Return the records in full, exactly as given.
___
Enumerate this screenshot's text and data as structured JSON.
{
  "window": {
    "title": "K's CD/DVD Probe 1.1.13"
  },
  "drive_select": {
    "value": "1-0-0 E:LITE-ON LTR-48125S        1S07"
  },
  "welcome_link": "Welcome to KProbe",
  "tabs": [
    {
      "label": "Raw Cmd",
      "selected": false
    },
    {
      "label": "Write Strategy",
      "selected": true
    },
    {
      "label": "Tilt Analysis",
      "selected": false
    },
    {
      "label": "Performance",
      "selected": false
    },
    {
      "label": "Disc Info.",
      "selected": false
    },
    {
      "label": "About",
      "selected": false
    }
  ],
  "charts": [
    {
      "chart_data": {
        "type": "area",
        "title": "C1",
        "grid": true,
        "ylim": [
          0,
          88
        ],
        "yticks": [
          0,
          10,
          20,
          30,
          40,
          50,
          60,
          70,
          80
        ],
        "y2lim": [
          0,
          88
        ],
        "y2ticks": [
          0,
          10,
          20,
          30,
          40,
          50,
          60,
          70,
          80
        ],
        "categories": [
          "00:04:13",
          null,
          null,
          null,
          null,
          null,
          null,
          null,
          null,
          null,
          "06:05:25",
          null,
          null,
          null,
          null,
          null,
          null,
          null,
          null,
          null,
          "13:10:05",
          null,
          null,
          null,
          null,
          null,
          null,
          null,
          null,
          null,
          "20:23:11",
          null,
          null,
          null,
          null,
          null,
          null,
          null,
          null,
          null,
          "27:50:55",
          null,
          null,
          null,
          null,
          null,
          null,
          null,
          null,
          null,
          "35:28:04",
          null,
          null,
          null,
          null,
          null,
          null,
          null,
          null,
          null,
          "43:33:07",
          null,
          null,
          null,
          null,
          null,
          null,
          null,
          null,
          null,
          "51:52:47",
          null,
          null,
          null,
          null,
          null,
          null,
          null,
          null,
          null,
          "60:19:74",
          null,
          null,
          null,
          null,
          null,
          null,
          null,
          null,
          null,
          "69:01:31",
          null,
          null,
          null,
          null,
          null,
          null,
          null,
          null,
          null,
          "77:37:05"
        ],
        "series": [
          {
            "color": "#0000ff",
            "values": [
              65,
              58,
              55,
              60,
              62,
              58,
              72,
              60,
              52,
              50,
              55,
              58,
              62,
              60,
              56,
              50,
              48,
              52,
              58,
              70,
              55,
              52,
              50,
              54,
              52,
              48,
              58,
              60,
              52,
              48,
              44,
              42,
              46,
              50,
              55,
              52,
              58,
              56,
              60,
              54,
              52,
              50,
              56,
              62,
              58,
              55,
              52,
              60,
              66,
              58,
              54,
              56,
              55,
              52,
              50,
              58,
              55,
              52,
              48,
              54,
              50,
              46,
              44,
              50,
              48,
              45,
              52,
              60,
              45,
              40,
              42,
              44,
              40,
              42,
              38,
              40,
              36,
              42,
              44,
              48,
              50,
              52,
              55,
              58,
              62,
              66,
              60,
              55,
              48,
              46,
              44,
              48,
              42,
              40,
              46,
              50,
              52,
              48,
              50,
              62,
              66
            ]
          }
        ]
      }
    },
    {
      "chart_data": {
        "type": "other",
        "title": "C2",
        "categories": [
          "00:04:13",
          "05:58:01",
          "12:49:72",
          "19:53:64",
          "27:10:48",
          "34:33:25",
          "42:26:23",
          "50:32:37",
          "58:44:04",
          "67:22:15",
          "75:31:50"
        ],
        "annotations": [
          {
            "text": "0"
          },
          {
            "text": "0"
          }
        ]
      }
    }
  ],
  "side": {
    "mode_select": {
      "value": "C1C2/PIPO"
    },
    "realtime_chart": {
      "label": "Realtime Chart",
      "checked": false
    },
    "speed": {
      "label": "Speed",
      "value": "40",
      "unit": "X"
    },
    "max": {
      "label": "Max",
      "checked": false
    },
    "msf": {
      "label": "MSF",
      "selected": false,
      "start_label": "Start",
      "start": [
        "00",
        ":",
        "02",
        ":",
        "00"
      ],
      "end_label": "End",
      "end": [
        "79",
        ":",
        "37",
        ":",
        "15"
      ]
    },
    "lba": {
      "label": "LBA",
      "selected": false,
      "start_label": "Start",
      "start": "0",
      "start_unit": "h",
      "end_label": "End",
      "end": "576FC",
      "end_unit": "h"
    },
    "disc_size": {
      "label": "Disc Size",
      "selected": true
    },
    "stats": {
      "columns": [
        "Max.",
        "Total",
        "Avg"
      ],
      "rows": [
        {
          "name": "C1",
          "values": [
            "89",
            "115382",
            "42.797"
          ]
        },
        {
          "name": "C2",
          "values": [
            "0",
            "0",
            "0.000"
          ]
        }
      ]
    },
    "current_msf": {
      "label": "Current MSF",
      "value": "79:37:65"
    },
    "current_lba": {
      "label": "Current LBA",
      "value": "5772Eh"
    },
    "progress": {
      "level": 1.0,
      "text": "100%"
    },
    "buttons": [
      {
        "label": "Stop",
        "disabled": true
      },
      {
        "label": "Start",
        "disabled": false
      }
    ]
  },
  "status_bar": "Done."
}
___
▶ FINAL RESULT
Enumerate this screenshot's text and data as structured JSON.
{
  "window": {
    "title": "K's CD/DVD Probe 1.1.13"
  },
  "drive_select": {
    "value": "1-0-0 E:LITE-ON LTR-48125S        1S07"
  },
  "welcome_link": "Welcome to KProbe",
  "tabs": [
    {
      "label": "Raw Cmd",
      "selected": false
    },
    {
      "label": "Write Strategy",
      "selected": true
    },
    {
      "label": "Tilt Analysis",
      "selected": false
    },
    {
      "label": "Performance",
      "selected": false
    },
    {
      "label": "Disc Info.",
      "selected": false
    },
    {
      "label": "About",
      "selected": false
    }
  ],
  "charts": [
    {
      "chart_data": {
        "type": "area",
        "title": "C1",
        "grid": true,
        "ylim": [
          0,
          88
        ],
        "yticks": [
          0,
          10,
          20,
          30,
          40,
          50,
          60,
          70,
          80
        ],
        "y2lim": [
          0,
          88
        ],
        "y2ticks": [
          0,
          10,
          20,
          30,
          40,
          50,
          60,
          70,
          80
        ],
        "categories": [
          "00:04:13",
          null,
          null,
          null,
          null,
          null,
          null,
          null,
          null,
          null,
          "06:05:25",
          null,
          null,
          null,
          null,
          null,
          null,
          null,
          null,
          null,
          "13:10:05",
          null,
          null,
          null,
          null,
          null,
          null,
          null,
          null,
          null,
          "20:23:11",
          null,
          null,
          null,
          null,
          null,
          null,
          null,
          null,
          null,
          "27:50:55",
          null,
          null,
          null,
          null,
          null,
          null,
          null,
          null,
          null,
          "35:28:04",
          null,
          null,
          null,
          null,
          null,
          null,
          null,
          null,
          null,
          "43:33:07",
          null,
          null,
          null,
          null,
          null,
          null,
          null,
          null,
          null,
          "51:52:47",
          null,
          null,
          null,
          null,
          null,
          null,
          null,
          null,
          null,
          "60:19:74",
          null,
          null,
          null,
          null,
          null,
          null,
          null,
          null,
          null,
          "69:01:31",
          null,
          null,
          null,
          null,
          null,
          null,
          null,
          null,
          null,
          "77:37:05"
        ],
        "series": [
          {
            "color": "#0000ff",
            "values": [
              65,
              58,
              55,
              60,
              62,
              58,
              72,
              60,
              52,
              50,
              55,
              58,
              62,
              60,
              56,
              50,
              48,
              52,
              58,
              70,
              55,
              52,
              50,
              54,
              52,
              48,
              58,
              60,
              52,
              48,
              44,
              42,
              46,
              50,
              55,
              52,
              58,
              56,
              60,
              54,
              52,
              50,
              56,
              62,
              58,
              55,
              52,
              60,
              66,
              58,
              54,
              56,
              55,
              52,
              50,
              58,
              55,
              52,
              48,
              54,
              50,
              46,
              44,
              50,
              48,
              45,
              52,
              60,
              45,
              40,
              42,
              44,
              40,
              42,
              38,
              40,
              36,
              42,
              44,
              48,
              50,
              52,
              55,
              58,
              62,
              66,
              60,
              55,
              48,
              46,
              44,
              48,
              42,
              40,
              46,
              50,
              52,
              48,
              50,
              62,
              66
            ]
          }
        ]
      }
    },
    {
      "chart_data": {
        "type": "other",
        "title": "C2",
        "categories": [
          "00:04:13",
          "05:58:01",
          "12:49:72",
          "19:53:64",
          "27:10:48",
          "34:33:25",
          "42:26:23",
          "50:32:37",
          "58:44:04",
          "67:22:15",
          "75:31:50"
        ],
        "annotations": [
          {
            "text": "0"
          },
          {
            "text": "0"
          }
        ]
      }
    }
  ],
  "side": {
    "mode_select": {
      "value": "C1C2/PIPO"
    },
    "realtime_chart": {
      "label": "Realtime Chart",
      "checked": false
    },
    "speed": {
      "label": "Speed",
      "value": "40",
      "unit": "X"
    },
    "max": {
      "label": "Max",
      "checked": false
    },
    "msf": {
      "label": "MSF",
      "selected": false,
      "start_label": "Start",
      "start": [
        "00",
        ":",
        "02",
        ":",
        "00"
      ],
      "end_label": "End",
      "end": [
        "79",
        ":",
        "37",
        ":",
        "15"
      ]
    },
    "lba": {
      "label": "LBA",
      "selected": false,
      "start_label": "Start",
      "start": "0",
      "start_unit": "h",
      "end_label": "End",
      "end": "576FC",
      "end_unit": "h"
    },
    "disc_size": {
      "label": "Disc Size",
      "selected": true
    },
    "stats": {
      "columns": [
        "Max.",
        "Total",
        "Avg"
      ],
      "rows": [
        {
          "name": "C1",
          "values": [
            "89",
            "115382",
            "42.797"
          ]
        },
        {
          "name": "C2",
          "values": [
            "0",
            "0",
            "0.000"
          ]
        }
      ]
    },
    "current_msf": {
      "label": "Current MSF",
      "value": "79:37:65"
    },
    "current_lba": {
      "label": "Current LBA",
      "value": "5772Eh"
    },
    "progress": {
      "level": 1.0,
      "text": "100%"
    },
    "buttons": [
      {
        "label": "Stop",
        "disabled": true
      },
      {
        "label": "Start",
        "disabled": false
      }
    ]
  },
  "status_bar": "Done."
}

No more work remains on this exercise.